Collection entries

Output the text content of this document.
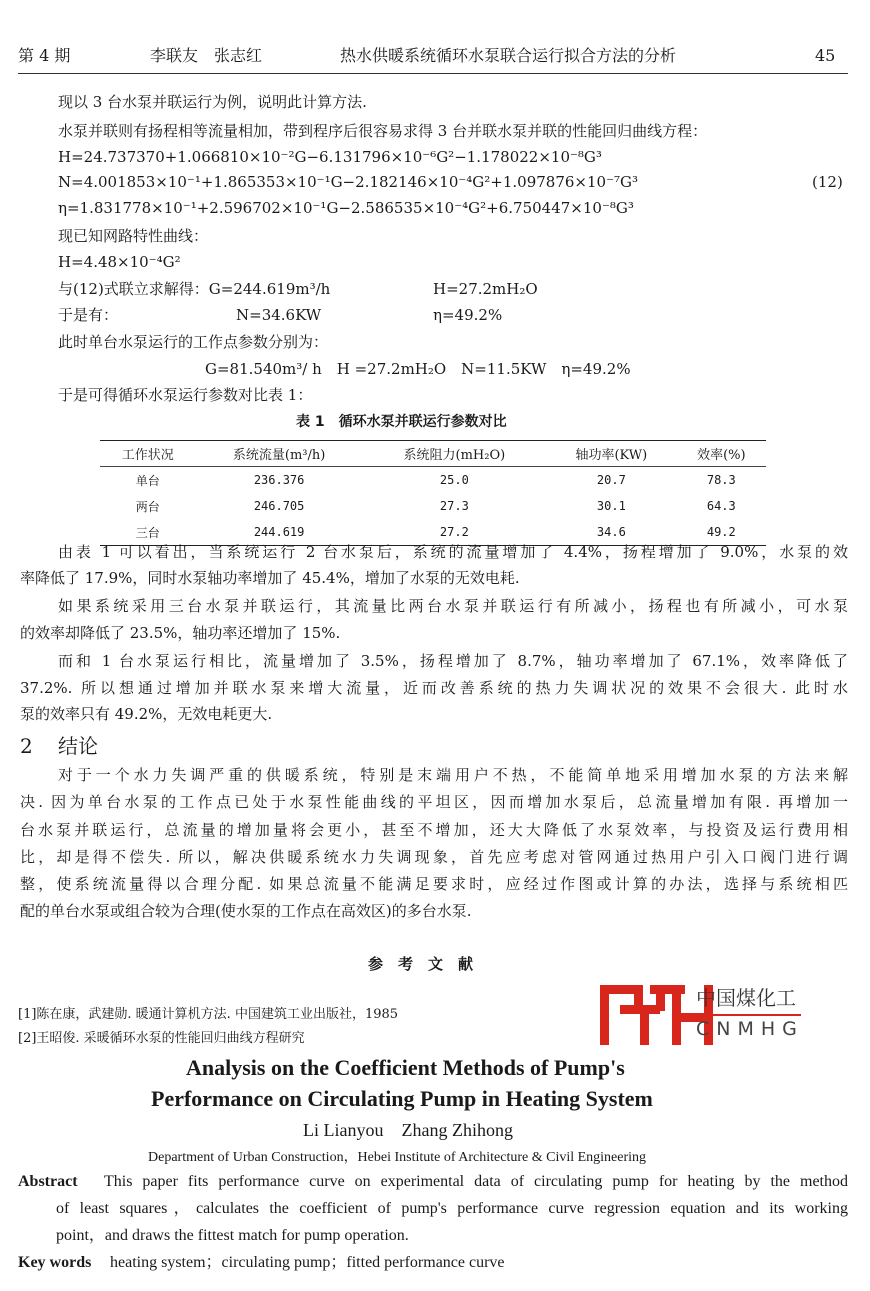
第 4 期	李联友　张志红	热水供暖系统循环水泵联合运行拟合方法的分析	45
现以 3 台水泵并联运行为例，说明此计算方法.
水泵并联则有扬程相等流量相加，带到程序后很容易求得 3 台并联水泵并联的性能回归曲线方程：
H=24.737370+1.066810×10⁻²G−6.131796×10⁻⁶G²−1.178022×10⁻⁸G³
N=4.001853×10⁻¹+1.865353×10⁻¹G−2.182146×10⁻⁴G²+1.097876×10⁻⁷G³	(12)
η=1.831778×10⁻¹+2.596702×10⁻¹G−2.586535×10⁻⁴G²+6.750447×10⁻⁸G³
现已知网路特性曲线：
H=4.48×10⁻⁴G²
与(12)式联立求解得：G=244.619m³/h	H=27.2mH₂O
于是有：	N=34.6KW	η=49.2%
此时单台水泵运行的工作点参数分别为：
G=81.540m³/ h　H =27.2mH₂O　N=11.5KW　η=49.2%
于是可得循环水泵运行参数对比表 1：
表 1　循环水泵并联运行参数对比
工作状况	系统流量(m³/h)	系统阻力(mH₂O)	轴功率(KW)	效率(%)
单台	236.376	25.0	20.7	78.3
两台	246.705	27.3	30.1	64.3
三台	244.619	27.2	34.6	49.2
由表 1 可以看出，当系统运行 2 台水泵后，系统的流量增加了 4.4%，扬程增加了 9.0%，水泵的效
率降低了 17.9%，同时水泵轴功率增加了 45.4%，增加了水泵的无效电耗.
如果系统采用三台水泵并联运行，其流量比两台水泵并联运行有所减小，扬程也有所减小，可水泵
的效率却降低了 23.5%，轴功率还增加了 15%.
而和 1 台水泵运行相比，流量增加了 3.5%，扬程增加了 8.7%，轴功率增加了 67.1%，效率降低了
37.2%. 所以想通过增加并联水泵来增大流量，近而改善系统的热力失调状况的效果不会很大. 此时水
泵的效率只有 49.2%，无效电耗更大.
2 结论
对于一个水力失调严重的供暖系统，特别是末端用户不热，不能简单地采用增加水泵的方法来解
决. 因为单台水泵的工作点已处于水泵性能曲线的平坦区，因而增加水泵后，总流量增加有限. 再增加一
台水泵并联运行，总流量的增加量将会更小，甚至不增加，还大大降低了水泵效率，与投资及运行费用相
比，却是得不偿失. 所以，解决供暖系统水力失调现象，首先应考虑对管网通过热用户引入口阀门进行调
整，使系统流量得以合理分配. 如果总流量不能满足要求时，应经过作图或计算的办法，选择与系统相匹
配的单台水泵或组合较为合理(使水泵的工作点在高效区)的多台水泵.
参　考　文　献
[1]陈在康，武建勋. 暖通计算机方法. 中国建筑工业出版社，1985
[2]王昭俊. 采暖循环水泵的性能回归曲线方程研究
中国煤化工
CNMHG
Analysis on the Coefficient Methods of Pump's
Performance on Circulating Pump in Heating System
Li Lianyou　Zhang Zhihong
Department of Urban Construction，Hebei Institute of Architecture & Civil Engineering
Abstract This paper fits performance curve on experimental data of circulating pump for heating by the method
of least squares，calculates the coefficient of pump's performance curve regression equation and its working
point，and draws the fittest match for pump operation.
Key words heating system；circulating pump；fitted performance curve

→ **Exercise aim**: From the listing, copy every line where the string "curve" appears.

→ **Correct output**:
Abstract This paper fits performance curve on experimental data of circulating pump for heating by the method
of least squares，calculates the coefficient of pump's performance curve regression equation and its working
Key words heating system；circulating pump；fitted performance curve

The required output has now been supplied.